(Collected data)

_ _ _ _ _

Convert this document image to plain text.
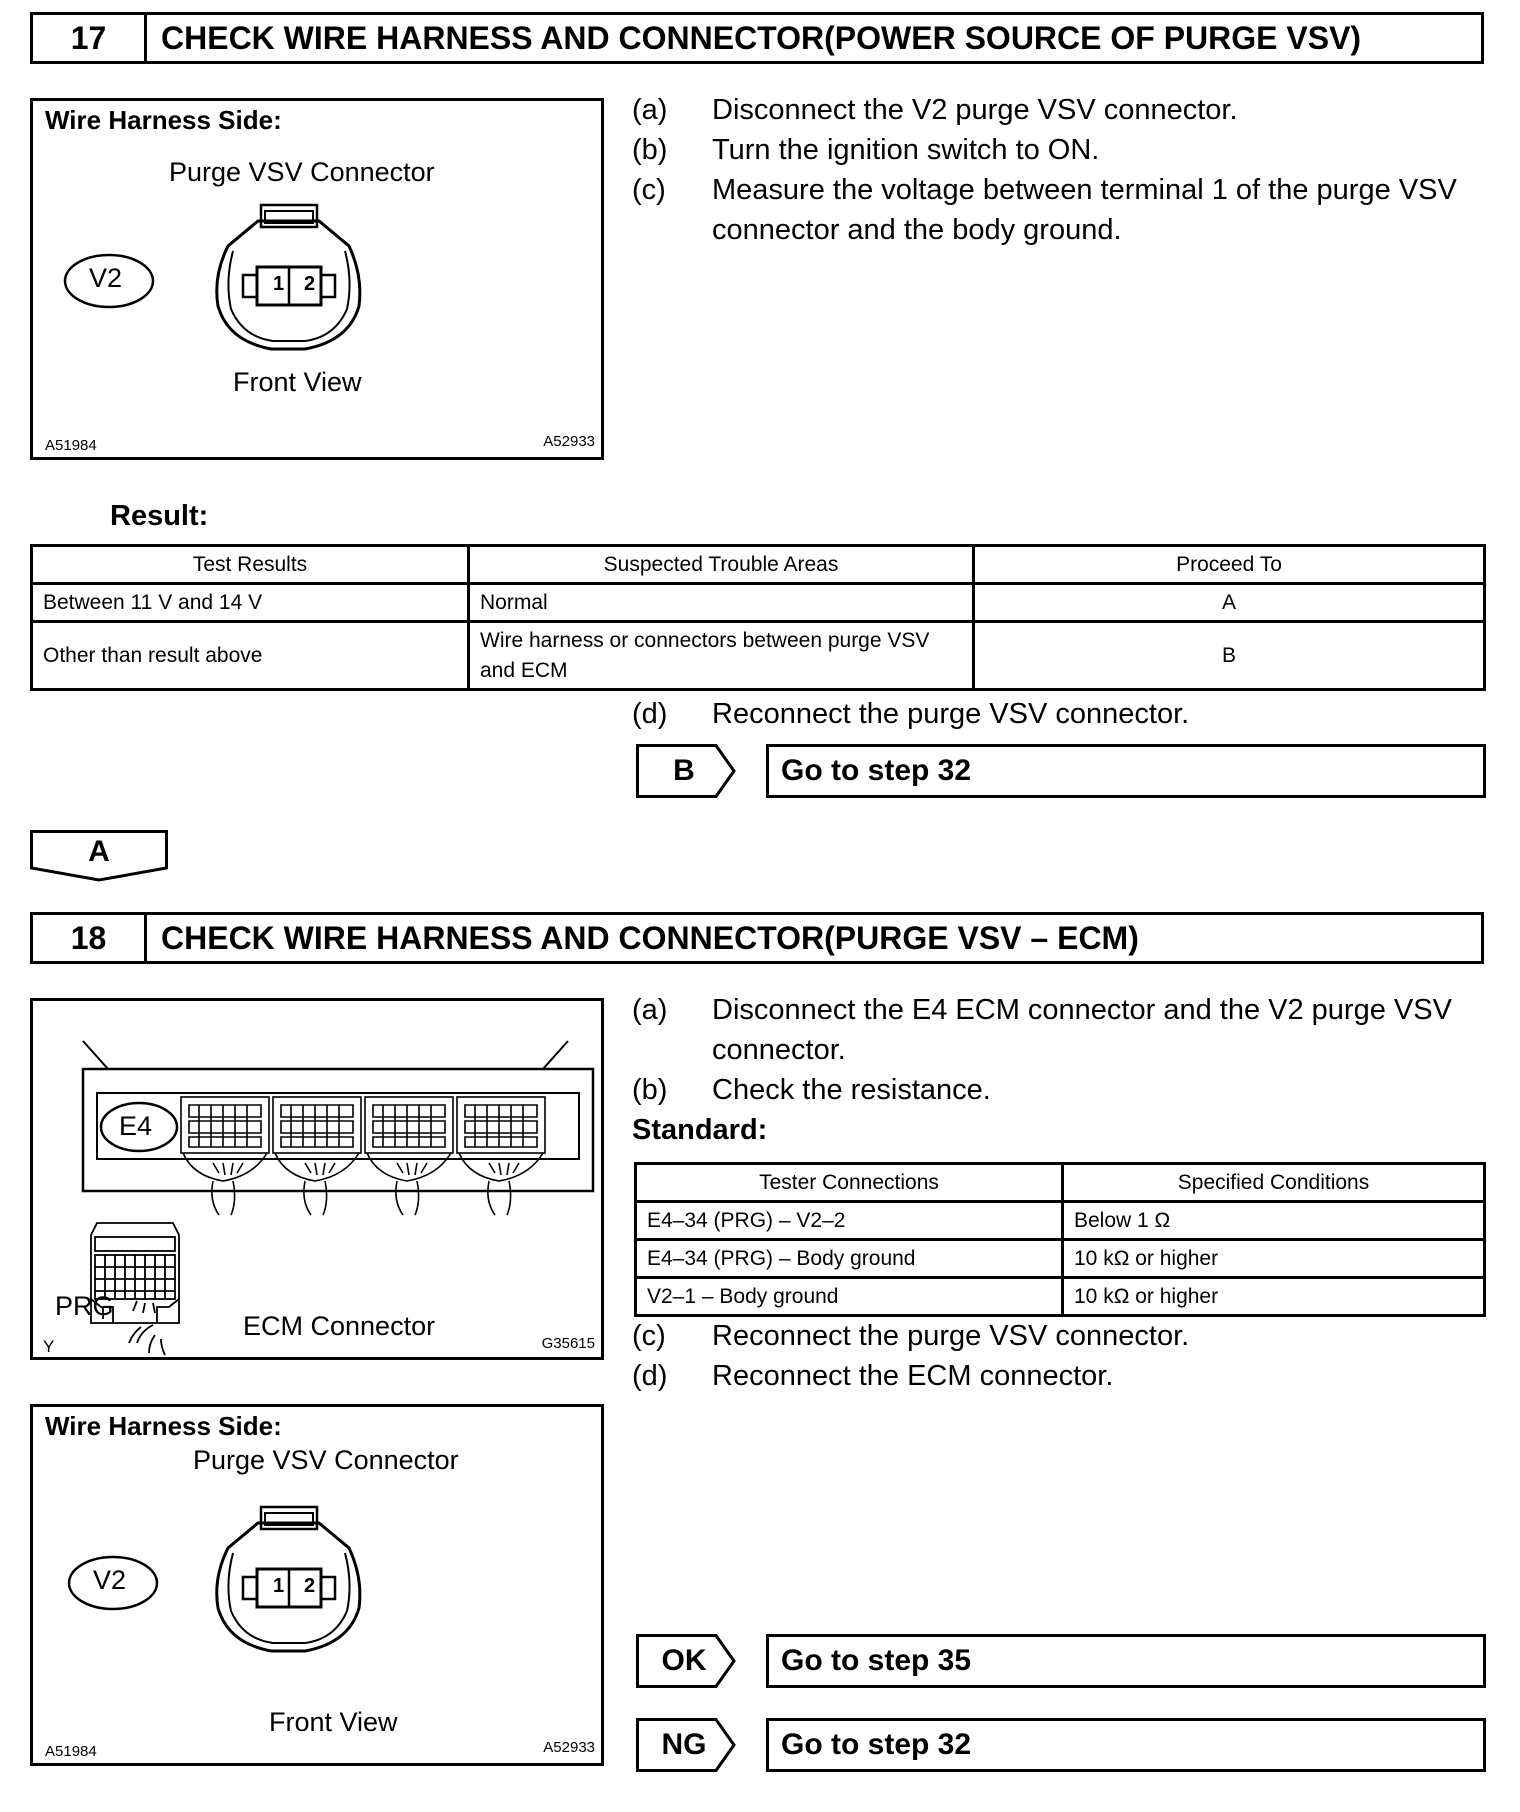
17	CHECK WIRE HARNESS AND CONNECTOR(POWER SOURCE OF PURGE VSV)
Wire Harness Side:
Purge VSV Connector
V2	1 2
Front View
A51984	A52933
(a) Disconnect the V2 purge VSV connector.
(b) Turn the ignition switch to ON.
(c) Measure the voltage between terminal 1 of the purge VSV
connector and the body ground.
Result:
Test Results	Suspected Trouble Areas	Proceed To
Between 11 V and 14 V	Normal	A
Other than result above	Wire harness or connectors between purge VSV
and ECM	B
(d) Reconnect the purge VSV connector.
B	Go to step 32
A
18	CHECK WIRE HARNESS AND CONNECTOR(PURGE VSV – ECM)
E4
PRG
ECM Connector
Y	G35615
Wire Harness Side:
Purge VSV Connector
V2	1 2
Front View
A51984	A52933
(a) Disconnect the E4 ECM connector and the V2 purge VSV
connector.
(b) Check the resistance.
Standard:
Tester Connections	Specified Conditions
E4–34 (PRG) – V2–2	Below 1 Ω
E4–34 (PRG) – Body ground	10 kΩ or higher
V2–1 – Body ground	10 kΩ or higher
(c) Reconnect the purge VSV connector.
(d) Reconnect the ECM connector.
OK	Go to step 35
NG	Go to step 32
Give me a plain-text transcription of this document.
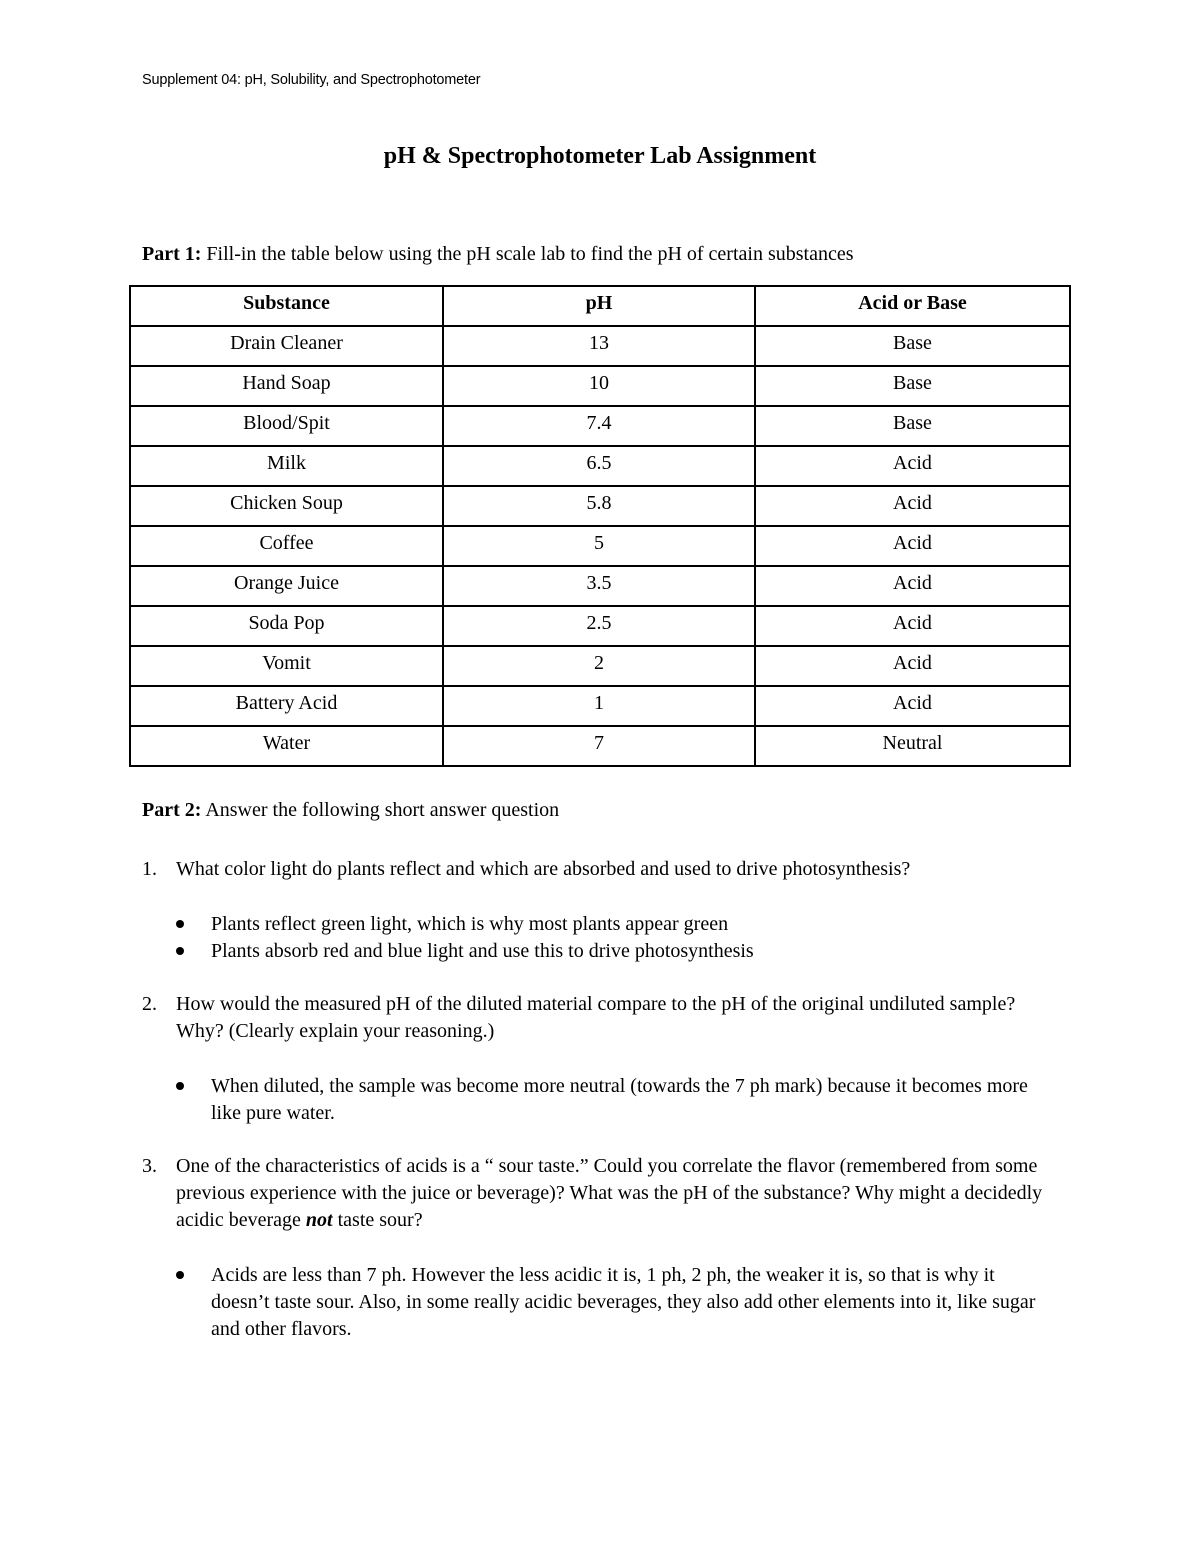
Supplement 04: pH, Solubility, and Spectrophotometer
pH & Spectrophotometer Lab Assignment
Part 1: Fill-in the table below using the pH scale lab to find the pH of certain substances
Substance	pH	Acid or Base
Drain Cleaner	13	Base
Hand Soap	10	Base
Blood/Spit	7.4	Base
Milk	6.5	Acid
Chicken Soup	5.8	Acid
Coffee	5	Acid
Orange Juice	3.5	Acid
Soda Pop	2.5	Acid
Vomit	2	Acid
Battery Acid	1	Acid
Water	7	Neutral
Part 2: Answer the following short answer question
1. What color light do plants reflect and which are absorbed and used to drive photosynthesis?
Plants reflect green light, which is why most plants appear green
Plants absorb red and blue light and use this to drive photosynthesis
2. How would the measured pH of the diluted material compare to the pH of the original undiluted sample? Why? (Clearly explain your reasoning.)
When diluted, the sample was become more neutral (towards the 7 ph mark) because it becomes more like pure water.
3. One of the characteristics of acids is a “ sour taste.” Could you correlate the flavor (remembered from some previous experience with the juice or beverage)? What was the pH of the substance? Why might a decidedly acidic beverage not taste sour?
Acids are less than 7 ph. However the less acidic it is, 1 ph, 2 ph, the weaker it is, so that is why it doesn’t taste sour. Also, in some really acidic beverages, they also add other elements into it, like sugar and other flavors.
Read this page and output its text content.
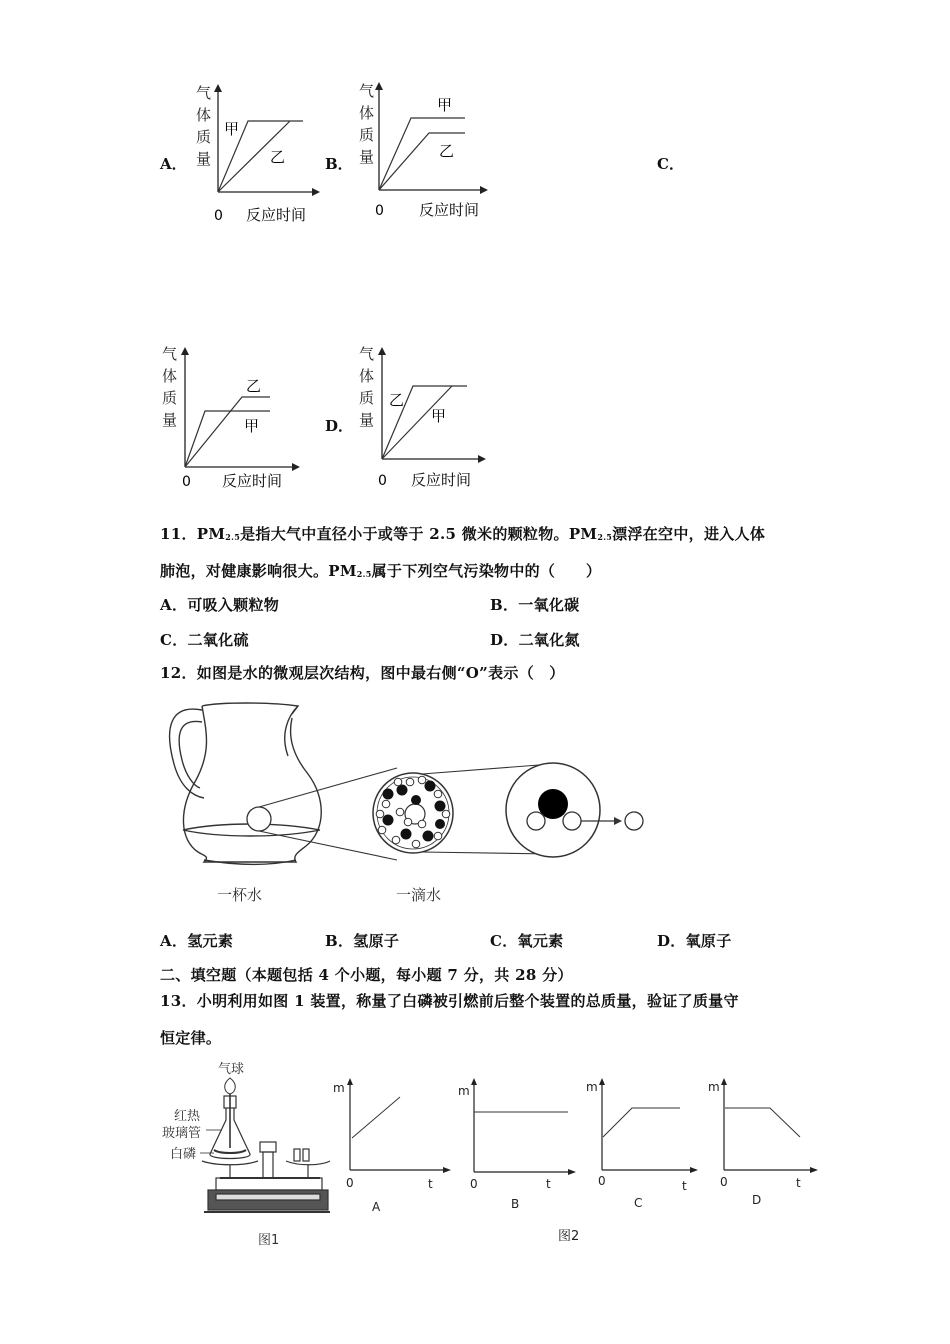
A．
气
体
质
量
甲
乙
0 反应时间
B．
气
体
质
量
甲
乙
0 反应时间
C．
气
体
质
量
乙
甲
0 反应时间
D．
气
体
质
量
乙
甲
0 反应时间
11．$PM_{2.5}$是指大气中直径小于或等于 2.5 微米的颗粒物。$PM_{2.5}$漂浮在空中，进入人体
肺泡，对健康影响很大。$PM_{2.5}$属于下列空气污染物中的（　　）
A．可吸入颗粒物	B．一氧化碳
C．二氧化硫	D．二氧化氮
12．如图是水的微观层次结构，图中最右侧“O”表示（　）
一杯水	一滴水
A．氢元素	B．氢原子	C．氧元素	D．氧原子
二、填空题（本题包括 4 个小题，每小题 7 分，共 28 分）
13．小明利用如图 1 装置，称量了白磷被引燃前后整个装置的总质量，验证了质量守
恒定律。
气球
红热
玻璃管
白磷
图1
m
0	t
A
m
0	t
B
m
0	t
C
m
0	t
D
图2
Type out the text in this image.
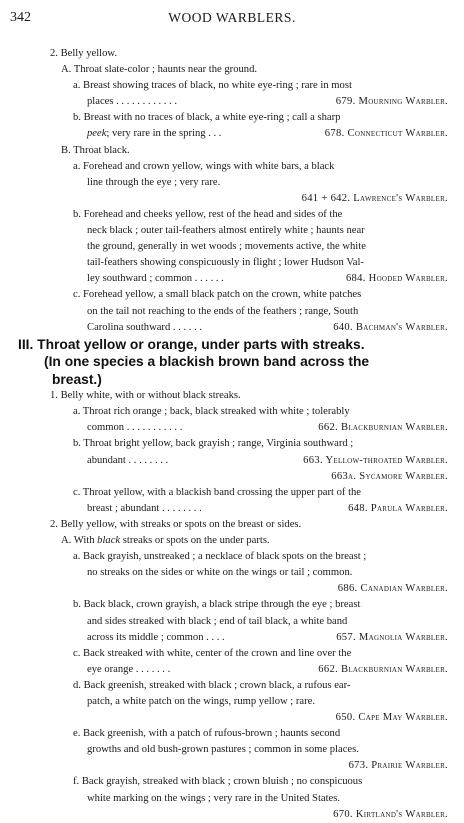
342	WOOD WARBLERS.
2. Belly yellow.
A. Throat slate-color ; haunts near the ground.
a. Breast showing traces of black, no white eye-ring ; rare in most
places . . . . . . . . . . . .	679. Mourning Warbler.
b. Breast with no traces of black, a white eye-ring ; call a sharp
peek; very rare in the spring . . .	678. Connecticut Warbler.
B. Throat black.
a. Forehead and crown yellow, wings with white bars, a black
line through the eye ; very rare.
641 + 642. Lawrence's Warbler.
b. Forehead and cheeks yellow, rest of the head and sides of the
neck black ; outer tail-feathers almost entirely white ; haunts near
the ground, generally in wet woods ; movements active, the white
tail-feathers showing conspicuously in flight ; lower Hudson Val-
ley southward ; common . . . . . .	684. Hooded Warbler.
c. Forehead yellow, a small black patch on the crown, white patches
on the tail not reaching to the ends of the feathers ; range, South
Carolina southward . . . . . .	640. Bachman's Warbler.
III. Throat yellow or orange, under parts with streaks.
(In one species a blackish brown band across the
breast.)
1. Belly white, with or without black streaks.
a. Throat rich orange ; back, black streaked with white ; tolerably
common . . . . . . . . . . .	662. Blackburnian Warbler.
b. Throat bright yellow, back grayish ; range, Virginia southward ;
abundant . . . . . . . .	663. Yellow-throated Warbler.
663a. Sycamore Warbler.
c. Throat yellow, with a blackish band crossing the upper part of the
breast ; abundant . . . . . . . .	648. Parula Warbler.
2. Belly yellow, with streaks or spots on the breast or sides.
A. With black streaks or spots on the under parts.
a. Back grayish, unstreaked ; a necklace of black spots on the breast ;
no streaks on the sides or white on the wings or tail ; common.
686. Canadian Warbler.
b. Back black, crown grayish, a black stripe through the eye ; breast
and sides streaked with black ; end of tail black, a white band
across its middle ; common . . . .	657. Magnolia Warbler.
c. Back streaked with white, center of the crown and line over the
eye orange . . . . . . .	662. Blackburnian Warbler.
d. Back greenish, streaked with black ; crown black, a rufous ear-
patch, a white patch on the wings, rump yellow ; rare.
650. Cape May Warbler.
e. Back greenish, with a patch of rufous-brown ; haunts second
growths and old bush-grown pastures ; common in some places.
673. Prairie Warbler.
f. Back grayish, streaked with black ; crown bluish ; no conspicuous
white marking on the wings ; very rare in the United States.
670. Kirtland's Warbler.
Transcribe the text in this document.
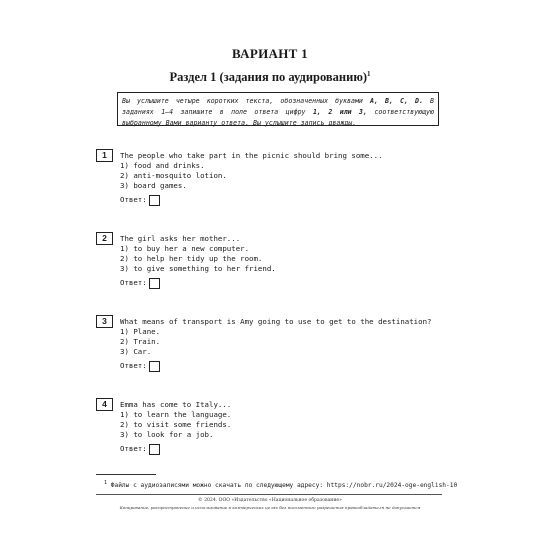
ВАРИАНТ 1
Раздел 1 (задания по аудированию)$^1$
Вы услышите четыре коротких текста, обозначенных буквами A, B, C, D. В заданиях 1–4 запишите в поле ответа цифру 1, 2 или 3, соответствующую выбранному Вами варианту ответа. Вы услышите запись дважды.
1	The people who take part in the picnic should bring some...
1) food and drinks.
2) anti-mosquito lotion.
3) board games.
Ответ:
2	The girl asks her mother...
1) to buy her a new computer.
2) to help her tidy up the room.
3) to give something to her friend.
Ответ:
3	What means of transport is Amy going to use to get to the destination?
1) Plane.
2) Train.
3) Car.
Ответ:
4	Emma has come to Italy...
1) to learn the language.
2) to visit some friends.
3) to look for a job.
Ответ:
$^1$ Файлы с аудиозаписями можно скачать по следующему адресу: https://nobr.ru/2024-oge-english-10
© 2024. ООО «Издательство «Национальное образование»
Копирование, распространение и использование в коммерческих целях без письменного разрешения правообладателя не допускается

_ _ _ _ _

Copy out every line of the data that includes the word "step".

Full response =
B	Go to step 32
OK	Go to step 35
NG	Go to step 32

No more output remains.